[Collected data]
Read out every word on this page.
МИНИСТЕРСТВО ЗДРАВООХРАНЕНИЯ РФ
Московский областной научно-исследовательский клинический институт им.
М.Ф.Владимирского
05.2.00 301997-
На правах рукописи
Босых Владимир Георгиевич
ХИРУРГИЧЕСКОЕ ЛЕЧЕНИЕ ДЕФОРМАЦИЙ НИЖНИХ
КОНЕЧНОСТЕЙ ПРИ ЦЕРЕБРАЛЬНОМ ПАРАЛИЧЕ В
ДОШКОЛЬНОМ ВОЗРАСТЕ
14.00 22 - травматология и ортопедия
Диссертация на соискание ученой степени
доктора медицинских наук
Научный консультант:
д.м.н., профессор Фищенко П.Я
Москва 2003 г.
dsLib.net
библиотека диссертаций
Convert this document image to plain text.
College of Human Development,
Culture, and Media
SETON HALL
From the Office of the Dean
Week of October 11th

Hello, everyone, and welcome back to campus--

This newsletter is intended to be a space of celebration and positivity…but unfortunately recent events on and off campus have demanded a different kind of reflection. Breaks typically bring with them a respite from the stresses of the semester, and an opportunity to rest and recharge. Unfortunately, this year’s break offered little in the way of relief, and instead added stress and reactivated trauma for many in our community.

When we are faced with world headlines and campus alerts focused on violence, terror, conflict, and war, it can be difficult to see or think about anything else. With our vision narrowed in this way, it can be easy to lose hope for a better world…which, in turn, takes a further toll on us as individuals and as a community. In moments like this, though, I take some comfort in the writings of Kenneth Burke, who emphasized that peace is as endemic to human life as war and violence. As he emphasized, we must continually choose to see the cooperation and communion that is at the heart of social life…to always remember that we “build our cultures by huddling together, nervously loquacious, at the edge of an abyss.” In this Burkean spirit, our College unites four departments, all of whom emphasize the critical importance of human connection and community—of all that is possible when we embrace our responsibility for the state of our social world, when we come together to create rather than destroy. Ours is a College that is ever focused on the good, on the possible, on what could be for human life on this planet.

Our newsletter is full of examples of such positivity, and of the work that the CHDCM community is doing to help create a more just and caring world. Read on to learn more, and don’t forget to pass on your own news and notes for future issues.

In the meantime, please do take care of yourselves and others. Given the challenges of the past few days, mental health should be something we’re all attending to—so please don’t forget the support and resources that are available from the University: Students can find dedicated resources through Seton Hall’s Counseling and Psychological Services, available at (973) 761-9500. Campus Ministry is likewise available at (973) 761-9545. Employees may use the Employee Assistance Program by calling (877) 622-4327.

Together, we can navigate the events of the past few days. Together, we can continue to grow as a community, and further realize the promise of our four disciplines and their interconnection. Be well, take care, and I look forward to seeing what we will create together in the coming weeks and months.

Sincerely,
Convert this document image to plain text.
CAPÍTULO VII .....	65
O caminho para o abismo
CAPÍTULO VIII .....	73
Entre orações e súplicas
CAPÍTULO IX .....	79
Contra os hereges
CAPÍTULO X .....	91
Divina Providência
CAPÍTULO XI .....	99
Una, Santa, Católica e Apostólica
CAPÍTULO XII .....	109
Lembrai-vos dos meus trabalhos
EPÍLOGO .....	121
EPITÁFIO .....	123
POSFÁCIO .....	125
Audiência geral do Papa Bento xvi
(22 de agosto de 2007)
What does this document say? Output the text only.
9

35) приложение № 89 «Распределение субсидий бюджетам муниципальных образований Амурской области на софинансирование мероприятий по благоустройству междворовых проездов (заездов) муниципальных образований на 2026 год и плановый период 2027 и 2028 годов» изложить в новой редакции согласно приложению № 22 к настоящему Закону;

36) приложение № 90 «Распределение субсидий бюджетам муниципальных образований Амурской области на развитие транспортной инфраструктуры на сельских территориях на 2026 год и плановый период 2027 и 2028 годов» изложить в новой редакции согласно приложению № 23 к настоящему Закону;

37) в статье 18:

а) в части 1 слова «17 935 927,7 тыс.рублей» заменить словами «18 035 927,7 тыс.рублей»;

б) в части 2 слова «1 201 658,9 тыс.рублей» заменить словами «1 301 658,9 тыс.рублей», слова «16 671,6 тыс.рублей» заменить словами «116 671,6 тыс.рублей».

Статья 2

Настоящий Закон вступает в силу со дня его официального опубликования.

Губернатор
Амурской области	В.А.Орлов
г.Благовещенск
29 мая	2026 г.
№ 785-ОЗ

...

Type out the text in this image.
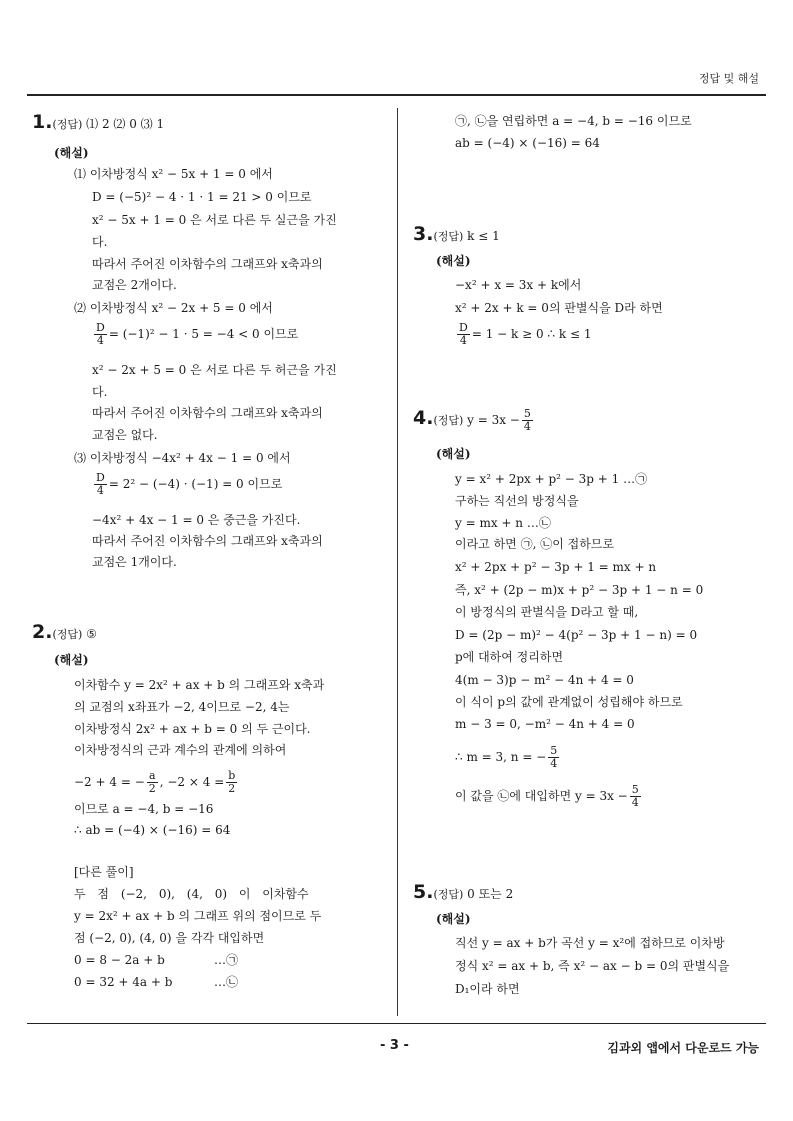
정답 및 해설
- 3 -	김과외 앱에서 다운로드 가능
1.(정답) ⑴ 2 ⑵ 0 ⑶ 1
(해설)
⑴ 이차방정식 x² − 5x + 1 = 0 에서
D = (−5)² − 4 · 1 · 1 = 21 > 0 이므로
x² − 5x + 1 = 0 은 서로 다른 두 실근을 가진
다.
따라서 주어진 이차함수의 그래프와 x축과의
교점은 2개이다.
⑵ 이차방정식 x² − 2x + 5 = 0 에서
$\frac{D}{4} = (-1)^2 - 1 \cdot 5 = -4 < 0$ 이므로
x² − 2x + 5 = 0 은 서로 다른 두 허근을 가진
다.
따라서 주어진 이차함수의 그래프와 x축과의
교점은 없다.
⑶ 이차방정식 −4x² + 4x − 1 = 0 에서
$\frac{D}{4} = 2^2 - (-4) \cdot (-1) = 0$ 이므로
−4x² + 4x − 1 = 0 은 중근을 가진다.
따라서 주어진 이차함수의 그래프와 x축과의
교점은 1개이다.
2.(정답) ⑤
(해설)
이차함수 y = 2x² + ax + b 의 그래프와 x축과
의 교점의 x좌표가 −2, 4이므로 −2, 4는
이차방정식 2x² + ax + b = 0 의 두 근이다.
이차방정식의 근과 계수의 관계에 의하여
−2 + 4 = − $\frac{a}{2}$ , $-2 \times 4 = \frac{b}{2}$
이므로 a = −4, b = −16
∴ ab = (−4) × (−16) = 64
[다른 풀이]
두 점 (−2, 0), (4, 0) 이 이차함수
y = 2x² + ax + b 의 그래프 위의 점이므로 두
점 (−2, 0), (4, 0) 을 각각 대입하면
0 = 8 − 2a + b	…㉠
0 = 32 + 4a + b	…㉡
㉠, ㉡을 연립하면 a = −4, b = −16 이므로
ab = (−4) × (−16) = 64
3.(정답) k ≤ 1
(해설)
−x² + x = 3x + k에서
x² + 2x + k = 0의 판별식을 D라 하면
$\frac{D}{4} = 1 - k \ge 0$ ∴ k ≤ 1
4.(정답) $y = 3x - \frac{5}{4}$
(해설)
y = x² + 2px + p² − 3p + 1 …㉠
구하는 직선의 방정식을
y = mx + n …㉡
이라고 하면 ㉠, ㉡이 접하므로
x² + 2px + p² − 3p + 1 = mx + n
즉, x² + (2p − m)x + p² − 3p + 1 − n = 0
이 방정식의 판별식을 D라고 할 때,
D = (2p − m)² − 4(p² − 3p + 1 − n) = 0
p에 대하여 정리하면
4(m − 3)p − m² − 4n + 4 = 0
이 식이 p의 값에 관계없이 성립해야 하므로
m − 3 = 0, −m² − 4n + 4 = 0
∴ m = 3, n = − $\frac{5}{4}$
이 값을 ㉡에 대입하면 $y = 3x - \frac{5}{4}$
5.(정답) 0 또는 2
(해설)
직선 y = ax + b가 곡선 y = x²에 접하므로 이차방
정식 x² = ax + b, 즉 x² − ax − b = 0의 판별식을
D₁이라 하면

JOB> Show each line of the data that contains the string "согласно".

THE ANSWER>
35) приложение № 89 «Распределение субсидий бюджетам муниципальных образований Амурской области на софинансирование мероприятий по благоустройству междворовых проездов (заездов) муниципальных образований на 2026 год и плановый период 2027 и 2028 годов» изложить в новой редакции согласно приложению № 22 к настоящему Закону;
36) приложение № 90 «Распределение субсидий бюджетам муниципальных образований Амурской области на развитие транспортной инфраструктуры на сельских территориях на 2026 год и плановый период 2027 и 2028 годов» изложить в новой редакции согласно приложению № 23 к настоящему Закону;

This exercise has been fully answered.